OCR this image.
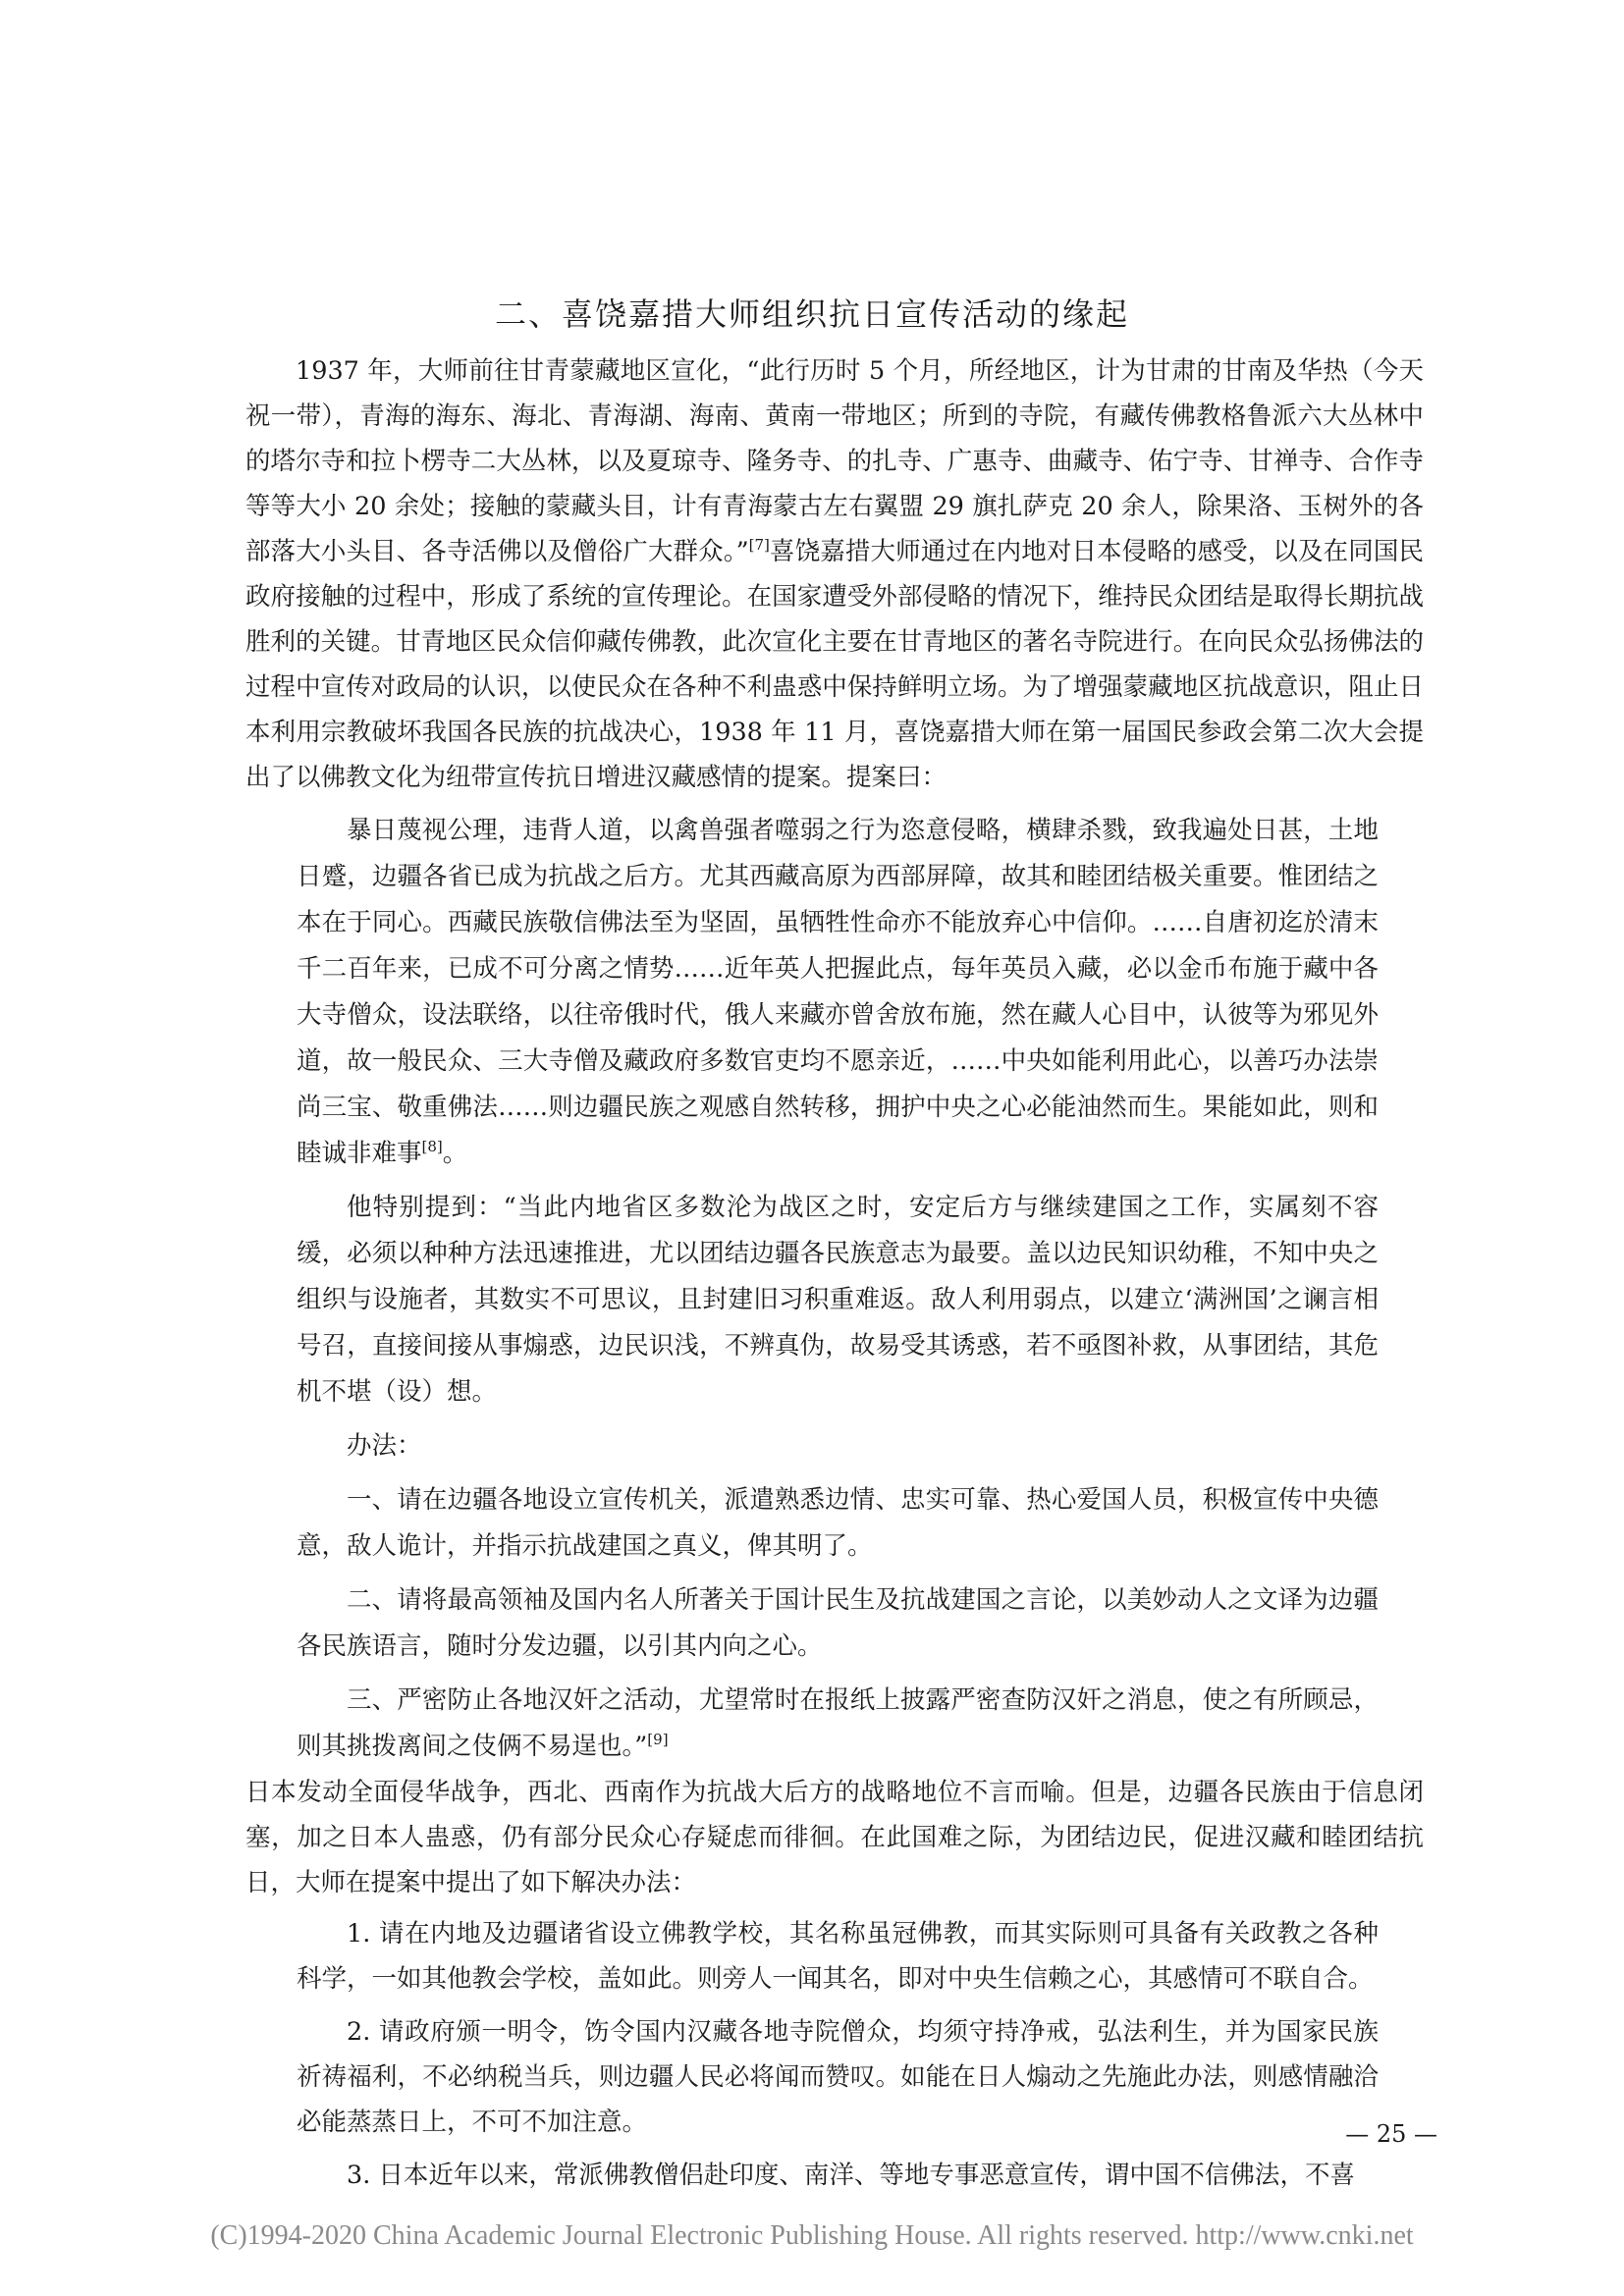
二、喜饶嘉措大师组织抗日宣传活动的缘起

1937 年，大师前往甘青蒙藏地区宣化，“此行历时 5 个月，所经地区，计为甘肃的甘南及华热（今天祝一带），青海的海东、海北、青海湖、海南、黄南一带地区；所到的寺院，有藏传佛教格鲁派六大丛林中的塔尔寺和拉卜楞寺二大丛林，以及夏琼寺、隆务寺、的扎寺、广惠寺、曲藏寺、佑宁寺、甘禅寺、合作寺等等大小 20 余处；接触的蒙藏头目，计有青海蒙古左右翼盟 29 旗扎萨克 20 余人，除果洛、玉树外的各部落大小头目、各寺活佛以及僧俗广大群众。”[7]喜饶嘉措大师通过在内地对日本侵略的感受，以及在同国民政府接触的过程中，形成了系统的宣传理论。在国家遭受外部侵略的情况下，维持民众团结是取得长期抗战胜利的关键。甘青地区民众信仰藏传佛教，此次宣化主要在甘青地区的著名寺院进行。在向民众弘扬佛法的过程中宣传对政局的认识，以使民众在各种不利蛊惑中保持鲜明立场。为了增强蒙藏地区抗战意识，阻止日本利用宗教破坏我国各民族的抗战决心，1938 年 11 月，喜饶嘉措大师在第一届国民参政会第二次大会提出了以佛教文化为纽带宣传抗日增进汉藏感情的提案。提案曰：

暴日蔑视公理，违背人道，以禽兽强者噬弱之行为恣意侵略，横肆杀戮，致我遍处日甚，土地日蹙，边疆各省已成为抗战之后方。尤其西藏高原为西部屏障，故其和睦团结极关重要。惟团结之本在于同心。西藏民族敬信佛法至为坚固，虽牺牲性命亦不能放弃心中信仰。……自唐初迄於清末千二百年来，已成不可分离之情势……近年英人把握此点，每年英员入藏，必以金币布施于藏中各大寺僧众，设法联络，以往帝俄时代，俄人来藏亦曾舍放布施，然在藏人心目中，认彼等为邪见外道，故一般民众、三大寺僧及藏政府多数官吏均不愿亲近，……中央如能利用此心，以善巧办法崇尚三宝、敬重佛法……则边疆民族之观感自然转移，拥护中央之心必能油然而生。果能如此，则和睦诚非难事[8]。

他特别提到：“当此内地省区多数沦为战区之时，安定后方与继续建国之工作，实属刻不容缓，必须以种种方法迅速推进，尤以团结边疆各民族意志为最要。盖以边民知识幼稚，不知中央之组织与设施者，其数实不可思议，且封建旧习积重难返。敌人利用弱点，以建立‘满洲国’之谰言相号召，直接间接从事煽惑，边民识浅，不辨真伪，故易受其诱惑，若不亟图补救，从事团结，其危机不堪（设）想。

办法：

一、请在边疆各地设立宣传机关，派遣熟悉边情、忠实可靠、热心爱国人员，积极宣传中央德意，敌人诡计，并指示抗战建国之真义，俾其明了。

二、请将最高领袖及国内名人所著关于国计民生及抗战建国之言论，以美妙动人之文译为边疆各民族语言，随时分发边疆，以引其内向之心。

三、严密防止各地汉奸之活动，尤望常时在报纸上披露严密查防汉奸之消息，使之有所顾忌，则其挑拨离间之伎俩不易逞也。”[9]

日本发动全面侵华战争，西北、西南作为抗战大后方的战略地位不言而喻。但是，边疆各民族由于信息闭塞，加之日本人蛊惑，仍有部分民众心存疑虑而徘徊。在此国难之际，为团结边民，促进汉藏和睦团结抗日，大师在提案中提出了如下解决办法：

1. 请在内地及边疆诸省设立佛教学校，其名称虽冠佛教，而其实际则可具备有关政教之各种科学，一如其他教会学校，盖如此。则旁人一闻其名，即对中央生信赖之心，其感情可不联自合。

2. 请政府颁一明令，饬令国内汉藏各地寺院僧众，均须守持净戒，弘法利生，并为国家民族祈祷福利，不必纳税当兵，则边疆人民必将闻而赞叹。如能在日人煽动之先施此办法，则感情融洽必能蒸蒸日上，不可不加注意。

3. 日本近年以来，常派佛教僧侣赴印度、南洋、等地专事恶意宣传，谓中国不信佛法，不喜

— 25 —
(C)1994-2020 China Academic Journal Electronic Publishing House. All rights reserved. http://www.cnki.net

--------------------

## INSTRUCTIONS TO FOLLOW:
Copy the data character for character, but drop all pictures from the copy.

## REPLY TO THE TASK:
OCR this image.
二、喜饶嘉措大师组织抗日宣传活动的缘起

1937 年，大师前往甘青蒙藏地区宣化，“此行历时 5 个月，所经地区，计为甘肃的甘南及华热（今天祝一带），青海的海东、海北、青海湖、海南、黄南一带地区；所到的寺院，有藏传佛教格鲁派六大丛林中的塔尔寺和拉卜楞寺二大丛林，以及夏琼寺、隆务寺、的扎寺、广惠寺、曲藏寺、佑宁寺、甘禅寺、合作寺等等大小 20 余处；接触的蒙藏头目，计有青海蒙古左右翼盟 29 旗扎萨克 20 余人，除果洛、玉树外的各部落大小头目、各寺活佛以及僧俗广大群众。”[7]喜饶嘉措大师通过在内地对日本侵略的感受，以及在同国民政府接触的过程中，形成了系统的宣传理论。在国家遭受外部侵略的情况下，维持民众团结是取得长期抗战胜利的关键。甘青地区民众信仰藏传佛教，此次宣化主要在甘青地区的著名寺院进行。在向民众弘扬佛法的过程中宣传对政局的认识，以使民众在各种不利蛊惑中保持鲜明立场。为了增强蒙藏地区抗战意识，阻止日本利用宗教破坏我国各民族的抗战决心，1938 年 11 月，喜饶嘉措大师在第一届国民参政会第二次大会提出了以佛教文化为纽带宣传抗日增进汉藏感情的提案。提案曰：

暴日蔑视公理，违背人道，以禽兽强者噬弱之行为恣意侵略，横肆杀戮，致我遍处日甚，土地日蹙，边疆各省已成为抗战之后方。尤其西藏高原为西部屏障，故其和睦团结极关重要。惟团结之本在于同心。西藏民族敬信佛法至为坚固，虽牺牲性命亦不能放弃心中信仰。……自唐初迄於清末千二百年来，已成不可分离之情势……近年英人把握此点，每年英员入藏，必以金币布施于藏中各大寺僧众，设法联络，以往帝俄时代，俄人来藏亦曾舍放布施，然在藏人心目中，认彼等为邪见外道，故一般民众、三大寺僧及藏政府多数官吏均不愿亲近，……中央如能利用此心，以善巧办法崇尚三宝、敬重佛法……则边疆民族之观感自然转移，拥护中央之心必能油然而生。果能如此，则和睦诚非难事[8]。

他特别提到：“当此内地省区多数沦为战区之时，安定后方与继续建国之工作，实属刻不容缓，必须以种种方法迅速推进，尤以团结边疆各民族意志为最要。盖以边民知识幼稚，不知中央之组织与设施者，其数实不可思议，且封建旧习积重难返。敌人利用弱点，以建立‘满洲国’之谰言相号召，直接间接从事煽惑，边民识浅，不辨真伪，故易受其诱惑，若不亟图补救，从事团结，其危机不堪（设）想。

办法：

一、请在边疆各地设立宣传机关，派遣熟悉边情、忠实可靠、热心爱国人员，积极宣传中央德意，敌人诡计，并指示抗战建国之真义，俾其明了。

二、请将最高领袖及国内名人所著关于国计民生及抗战建国之言论，以美妙动人之文译为边疆各民族语言，随时分发边疆，以引其内向之心。

三、严密防止各地汉奸之活动，尤望常时在报纸上披露严密查防汉奸之消息，使之有所顾忌，则其挑拨离间之伎俩不易逞也。”[9]

日本发动全面侵华战争，西北、西南作为抗战大后方的战略地位不言而喻。但是，边疆各民族由于信息闭塞，加之日本人蛊惑，仍有部分民众心存疑虑而徘徊。在此国难之际，为团结边民，促进汉藏和睦团结抗日，大师在提案中提出了如下解决办法：

1. 请在内地及边疆诸省设立佛教学校，其名称虽冠佛教，而其实际则可具备有关政教之各种科学，一如其他教会学校，盖如此。则旁人一闻其名，即对中央生信赖之心，其感情可不联自合。

2. 请政府颁一明令，饬令国内汉藏各地寺院僧众，均须守持净戒，弘法利生，并为国家民族祈祷福利，不必纳税当兵，则边疆人民必将闻而赞叹。如能在日人煽动之先施此办法，则感情融洽必能蒸蒸日上，不可不加注意。

3. 日本近年以来，常派佛教僧侣赴印度、南洋、等地专事恶意宣传，谓中国不信佛法，不喜

— 25 —
(C)1994-2020 China Academic Journal Electronic Publishing House. All rights reserved. http://www.cnki.net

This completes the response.